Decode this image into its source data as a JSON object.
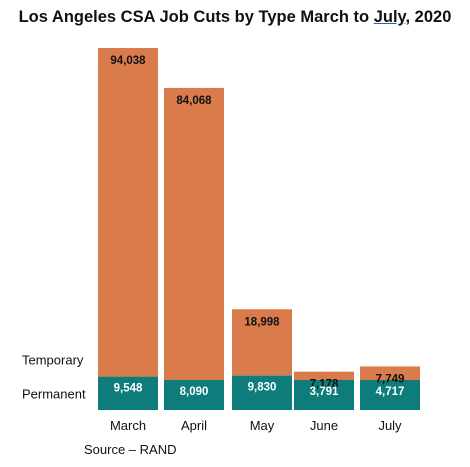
{
  "chart_data": {
    "type": "bar",
    "stacked": true,
    "title_parts": [
      "Los Angeles CSA Job Cuts by Type March to ",
      "July,",
      " 2020"
    ],
    "categories": [
      "March",
      "April",
      "May",
      "June",
      "July"
    ],
    "series": [
      {
        "name": "Permanent",
        "values": [
          9548,
          8090,
          9830,
          3791,
          4717
        ],
        "labels": [
          "9,548",
          "8,090",
          "9,830",
          "3,791",
          "4,717"
        ],
        "color": "#0e7c7b",
        "label_color": "#ffffff"
      },
      {
        "name": "Temporary",
        "values": [
          94038,
          84068,
          18998,
          7178,
          7749
        ],
        "labels": [
          "94,038",
          "84,068",
          "18,998",
          "7,178",
          "7,749"
        ],
        "color": "#d97b4a",
        "label_color": "#111111"
      }
    ],
    "legend_placement": "left-inline",
    "grid": false
  },
  "source": "Source – RAND"
}
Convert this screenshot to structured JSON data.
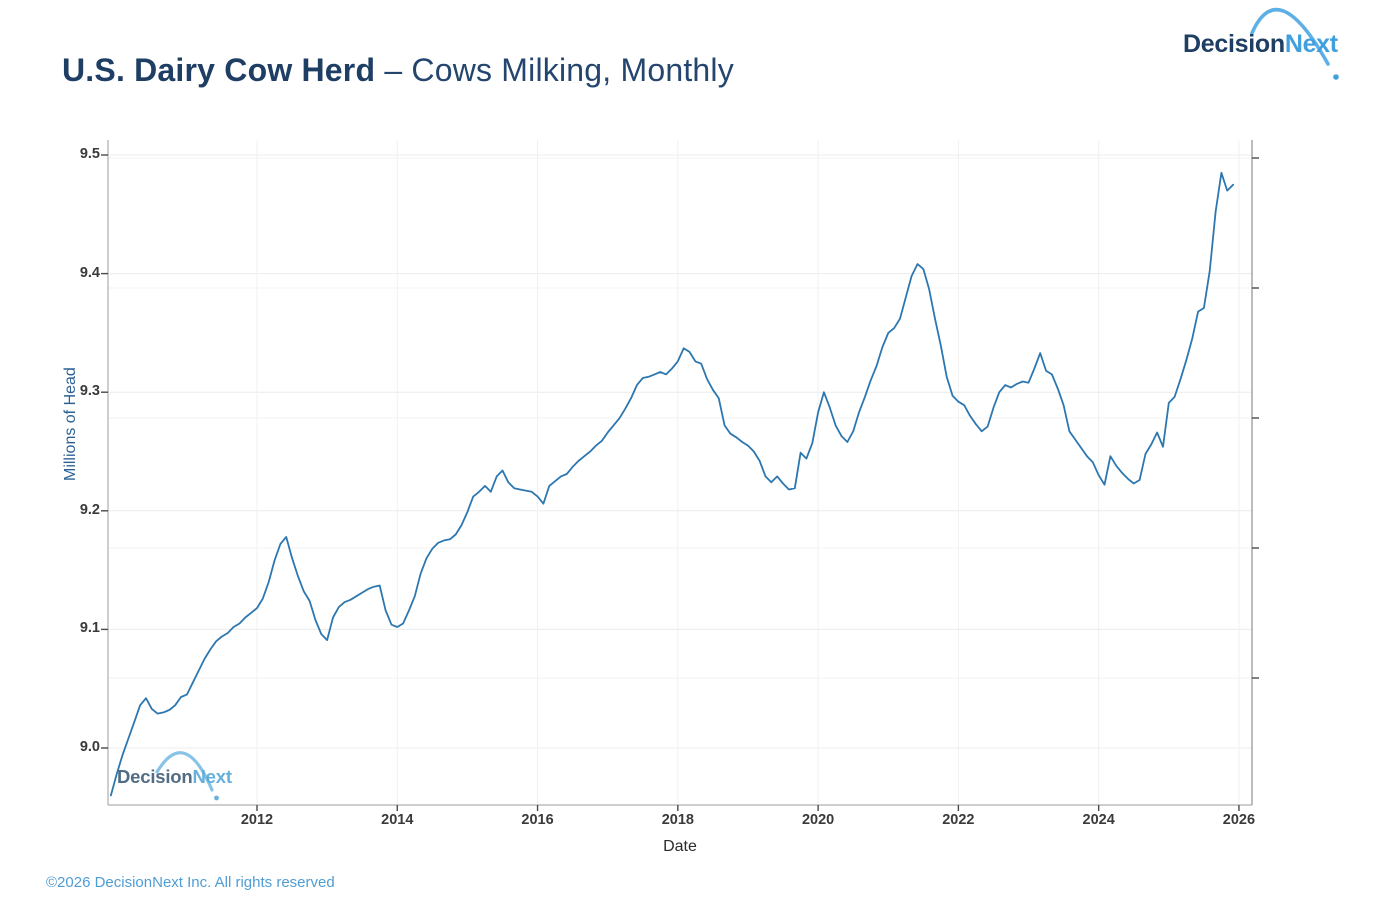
{
  "header": {
    "title_bold": "U.S. Dairy Cow Herd",
    "title_rest": "– Cows Milking, Monthly"
  },
  "logo": {
    "part1": "Decision",
    "part2": "Next"
  },
  "watermark": {
    "part1": "Decision",
    "part2": "Next"
  },
  "footer": {
    "copyright": "©2026 DecisionNext Inc. All rights reserved"
  },
  "colors": {
    "line": "#2d77b0",
    "title_navy": "#1e3e64",
    "logo_light_blue": "#41a0dc",
    "footer_blue": "#4f9dd5",
    "axis_gray": "#9c9c9c"
  },
  "chart_data": {
    "type": "line",
    "title": "U.S. Dairy Cow Herd – Cows Milking, Monthly",
    "xlabel": "Date",
    "ylabel": "Millions of Head",
    "x_ticks": [
      2012,
      2014,
      2016,
      2018,
      2020,
      2022,
      2024,
      2026
    ],
    "y_ticks": [
      9.0,
      9.1,
      9.2,
      9.3,
      9.4,
      9.5
    ],
    "y_tick_labels": [
      "9.0",
      "9.1",
      "9.2",
      "9.3",
      "9.4",
      "9.5"
    ],
    "xlim": [
      2009.87,
      2026.19
    ],
    "ylim": [
      8.95,
      9.51
    ],
    "grid": "faint",
    "legend": "none",
    "line_color": "#2d77b0",
    "series": [
      {
        "name": "Cows Milking (millions of head)",
        "points": [
          [
            2009.917,
            8.96
          ],
          [
            2010.0,
            8.978
          ],
          [
            2010.083,
            8.994
          ],
          [
            2010.167,
            9.008
          ],
          [
            2010.25,
            9.022
          ],
          [
            2010.333,
            9.036
          ],
          [
            2010.417,
            9.042
          ],
          [
            2010.5,
            9.033
          ],
          [
            2010.583,
            9.029
          ],
          [
            2010.667,
            9.03
          ],
          [
            2010.75,
            9.032
          ],
          [
            2010.833,
            9.036
          ],
          [
            2010.917,
            9.043
          ],
          [
            2011.0,
            9.045
          ],
          [
            2011.083,
            9.055
          ],
          [
            2011.167,
            9.065
          ],
          [
            2011.25,
            9.075
          ],
          [
            2011.333,
            9.083
          ],
          [
            2011.417,
            9.09
          ],
          [
            2011.5,
            9.094
          ],
          [
            2011.583,
            9.097
          ],
          [
            2011.667,
            9.102
          ],
          [
            2011.75,
            9.105
          ],
          [
            2011.833,
            9.11
          ],
          [
            2011.917,
            9.114
          ],
          [
            2012.0,
            9.118
          ],
          [
            2012.083,
            9.126
          ],
          [
            2012.167,
            9.14
          ],
          [
            2012.25,
            9.158
          ],
          [
            2012.333,
            9.172
          ],
          [
            2012.417,
            9.178
          ],
          [
            2012.5,
            9.16
          ],
          [
            2012.583,
            9.145
          ],
          [
            2012.667,
            9.132
          ],
          [
            2012.75,
            9.124
          ],
          [
            2012.833,
            9.108
          ],
          [
            2012.917,
            9.096
          ],
          [
            2013.0,
            9.091
          ],
          [
            2013.083,
            9.11
          ],
          [
            2013.167,
            9.119
          ],
          [
            2013.25,
            9.123
          ],
          [
            2013.333,
            9.125
          ],
          [
            2013.417,
            9.128
          ],
          [
            2013.5,
            9.131
          ],
          [
            2013.583,
            9.134
          ],
          [
            2013.667,
            9.136
          ],
          [
            2013.75,
            9.137
          ],
          [
            2013.833,
            9.116
          ],
          [
            2013.917,
            9.104
          ],
          [
            2014.0,
            9.102
          ],
          [
            2014.083,
            9.105
          ],
          [
            2014.167,
            9.116
          ],
          [
            2014.25,
            9.128
          ],
          [
            2014.333,
            9.147
          ],
          [
            2014.417,
            9.16
          ],
          [
            2014.5,
            9.168
          ],
          [
            2014.583,
            9.173
          ],
          [
            2014.667,
            9.175
          ],
          [
            2014.75,
            9.176
          ],
          [
            2014.833,
            9.18
          ],
          [
            2014.917,
            9.188
          ],
          [
            2015.0,
            9.199
          ],
          [
            2015.083,
            9.212
          ],
          [
            2015.167,
            9.216
          ],
          [
            2015.25,
            9.221
          ],
          [
            2015.333,
            9.216
          ],
          [
            2015.417,
            9.229
          ],
          [
            2015.5,
            9.234
          ],
          [
            2015.583,
            9.224
          ],
          [
            2015.667,
            9.219
          ],
          [
            2015.75,
            9.218
          ],
          [
            2015.833,
            9.217
          ],
          [
            2015.917,
            9.216
          ],
          [
            2016.0,
            9.212
          ],
          [
            2016.083,
            9.206
          ],
          [
            2016.167,
            9.221
          ],
          [
            2016.25,
            9.225
          ],
          [
            2016.333,
            9.229
          ],
          [
            2016.417,
            9.231
          ],
          [
            2016.5,
            9.237
          ],
          [
            2016.583,
            9.242
          ],
          [
            2016.667,
            9.246
          ],
          [
            2016.75,
            9.25
          ],
          [
            2016.833,
            9.255
          ],
          [
            2016.917,
            9.259
          ],
          [
            2017.0,
            9.266
          ],
          [
            2017.083,
            9.272
          ],
          [
            2017.167,
            9.278
          ],
          [
            2017.25,
            9.286
          ],
          [
            2017.333,
            9.295
          ],
          [
            2017.417,
            9.306
          ],
          [
            2017.5,
            9.312
          ],
          [
            2017.583,
            9.313
          ],
          [
            2017.667,
            9.315
          ],
          [
            2017.75,
            9.317
          ],
          [
            2017.833,
            9.315
          ],
          [
            2017.917,
            9.32
          ],
          [
            2018.0,
            9.326
          ],
          [
            2018.083,
            9.337
          ],
          [
            2018.167,
            9.334
          ],
          [
            2018.25,
            9.326
          ],
          [
            2018.333,
            9.324
          ],
          [
            2018.417,
            9.311
          ],
          [
            2018.5,
            9.302
          ],
          [
            2018.583,
            9.295
          ],
          [
            2018.667,
            9.272
          ],
          [
            2018.75,
            9.265
          ],
          [
            2018.833,
            9.262
          ],
          [
            2018.917,
            9.258
          ],
          [
            2019.0,
            9.255
          ],
          [
            2019.083,
            9.25
          ],
          [
            2019.167,
            9.242
          ],
          [
            2019.25,
            9.229
          ],
          [
            2019.333,
            9.224
          ],
          [
            2019.417,
            9.229
          ],
          [
            2019.5,
            9.223
          ],
          [
            2019.583,
            9.218
          ],
          [
            2019.667,
            9.219
          ],
          [
            2019.75,
            9.249
          ],
          [
            2019.833,
            9.244
          ],
          [
            2019.917,
            9.257
          ],
          [
            2020.0,
            9.283
          ],
          [
            2020.083,
            9.3
          ],
          [
            2020.167,
            9.287
          ],
          [
            2020.25,
            9.272
          ],
          [
            2020.333,
            9.263
          ],
          [
            2020.417,
            9.258
          ],
          [
            2020.5,
            9.267
          ],
          [
            2020.583,
            9.283
          ],
          [
            2020.667,
            9.296
          ],
          [
            2020.75,
            9.31
          ],
          [
            2020.833,
            9.322
          ],
          [
            2020.917,
            9.338
          ],
          [
            2021.0,
            9.35
          ],
          [
            2021.083,
            9.354
          ],
          [
            2021.167,
            9.362
          ],
          [
            2021.25,
            9.38
          ],
          [
            2021.333,
            9.398
          ],
          [
            2021.417,
            9.408
          ],
          [
            2021.5,
            9.404
          ],
          [
            2021.583,
            9.387
          ],
          [
            2021.667,
            9.362
          ],
          [
            2021.75,
            9.339
          ],
          [
            2021.833,
            9.313
          ],
          [
            2021.917,
            9.297
          ],
          [
            2022.0,
            9.292
          ],
          [
            2022.083,
            9.289
          ],
          [
            2022.167,
            9.28
          ],
          [
            2022.25,
            9.273
          ],
          [
            2022.333,
            9.267
          ],
          [
            2022.417,
            9.271
          ],
          [
            2022.5,
            9.287
          ],
          [
            2022.583,
            9.3
          ],
          [
            2022.667,
            9.306
          ],
          [
            2022.75,
            9.304
          ],
          [
            2022.833,
            9.307
          ],
          [
            2022.917,
            9.309
          ],
          [
            2023.0,
            9.308
          ],
          [
            2023.083,
            9.32
          ],
          [
            2023.167,
            9.333
          ],
          [
            2023.25,
            9.318
          ],
          [
            2023.333,
            9.315
          ],
          [
            2023.417,
            9.303
          ],
          [
            2023.5,
            9.289
          ],
          [
            2023.583,
            9.267
          ],
          [
            2023.667,
            9.26
          ],
          [
            2023.75,
            9.253
          ],
          [
            2023.833,
            9.246
          ],
          [
            2023.917,
            9.241
          ],
          [
            2024.0,
            9.23
          ],
          [
            2024.083,
            9.222
          ],
          [
            2024.167,
            9.246
          ],
          [
            2024.25,
            9.238
          ],
          [
            2024.333,
            9.232
          ],
          [
            2024.417,
            9.227
          ],
          [
            2024.5,
            9.223
          ],
          [
            2024.583,
            9.226
          ],
          [
            2024.667,
            9.248
          ],
          [
            2024.75,
            9.256
          ],
          [
            2024.833,
            9.266
          ],
          [
            2024.917,
            9.254
          ],
          [
            2025.0,
            9.291
          ],
          [
            2025.083,
            9.296
          ],
          [
            2025.167,
            9.311
          ],
          [
            2025.25,
            9.327
          ],
          [
            2025.333,
            9.345
          ],
          [
            2025.417,
            9.368
          ],
          [
            2025.5,
            9.371
          ],
          [
            2025.583,
            9.402
          ],
          [
            2025.667,
            9.452
          ],
          [
            2025.75,
            9.485
          ],
          [
            2025.833,
            9.47
          ],
          [
            2025.917,
            9.475
          ]
        ]
      }
    ]
  }
}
———
**REQUEST:** From the records above, pull out every line containing the word "this".

**OUTPUT:**
Decode this image into its source data as a JSON object.
Convert this screenshot to structured JSON data.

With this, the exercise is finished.